> [Description of the task]
Where a line below holds the string "JSON", copy that line.
## START Listing
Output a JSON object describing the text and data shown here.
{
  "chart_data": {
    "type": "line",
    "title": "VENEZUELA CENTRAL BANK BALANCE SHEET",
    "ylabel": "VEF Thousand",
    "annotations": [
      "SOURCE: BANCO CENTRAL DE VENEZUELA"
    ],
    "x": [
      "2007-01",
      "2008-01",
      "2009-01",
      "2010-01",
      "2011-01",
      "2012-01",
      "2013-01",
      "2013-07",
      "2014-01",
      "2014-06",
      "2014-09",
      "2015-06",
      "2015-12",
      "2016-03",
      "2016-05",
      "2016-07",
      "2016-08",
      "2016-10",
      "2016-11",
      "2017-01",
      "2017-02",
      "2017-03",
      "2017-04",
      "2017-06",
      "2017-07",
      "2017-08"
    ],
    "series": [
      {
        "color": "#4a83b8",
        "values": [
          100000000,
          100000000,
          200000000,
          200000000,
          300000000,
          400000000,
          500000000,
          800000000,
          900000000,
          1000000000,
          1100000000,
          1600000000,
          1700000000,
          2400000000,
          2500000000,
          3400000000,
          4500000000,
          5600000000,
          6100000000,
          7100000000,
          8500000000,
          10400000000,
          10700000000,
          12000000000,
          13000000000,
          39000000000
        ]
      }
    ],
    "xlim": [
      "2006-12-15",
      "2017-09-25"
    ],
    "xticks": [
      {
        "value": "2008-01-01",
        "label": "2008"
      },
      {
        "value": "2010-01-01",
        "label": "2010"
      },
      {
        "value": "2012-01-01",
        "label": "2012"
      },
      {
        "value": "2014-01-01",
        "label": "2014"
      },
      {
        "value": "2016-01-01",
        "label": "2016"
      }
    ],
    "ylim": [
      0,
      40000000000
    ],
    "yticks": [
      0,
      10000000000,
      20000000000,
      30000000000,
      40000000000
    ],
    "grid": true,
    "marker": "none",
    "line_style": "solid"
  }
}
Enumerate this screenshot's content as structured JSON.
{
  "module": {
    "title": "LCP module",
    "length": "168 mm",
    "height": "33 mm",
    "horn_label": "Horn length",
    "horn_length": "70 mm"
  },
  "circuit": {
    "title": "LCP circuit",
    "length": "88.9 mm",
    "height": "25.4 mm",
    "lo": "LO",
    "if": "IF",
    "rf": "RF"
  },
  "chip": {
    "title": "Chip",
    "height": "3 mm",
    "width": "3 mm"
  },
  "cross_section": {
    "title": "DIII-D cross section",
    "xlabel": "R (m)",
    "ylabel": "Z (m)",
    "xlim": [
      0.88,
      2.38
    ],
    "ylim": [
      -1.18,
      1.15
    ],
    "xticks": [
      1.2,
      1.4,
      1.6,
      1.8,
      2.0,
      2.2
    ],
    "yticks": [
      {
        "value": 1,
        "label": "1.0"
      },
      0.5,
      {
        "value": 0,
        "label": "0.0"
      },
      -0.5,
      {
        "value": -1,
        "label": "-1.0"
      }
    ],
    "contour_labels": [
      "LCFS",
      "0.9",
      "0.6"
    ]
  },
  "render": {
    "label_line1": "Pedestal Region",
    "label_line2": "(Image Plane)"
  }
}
## END Listing
> [Written answer]
Output a JSON object describing the text and data shown here.
Enumerate this screenshot's content as structured JSON.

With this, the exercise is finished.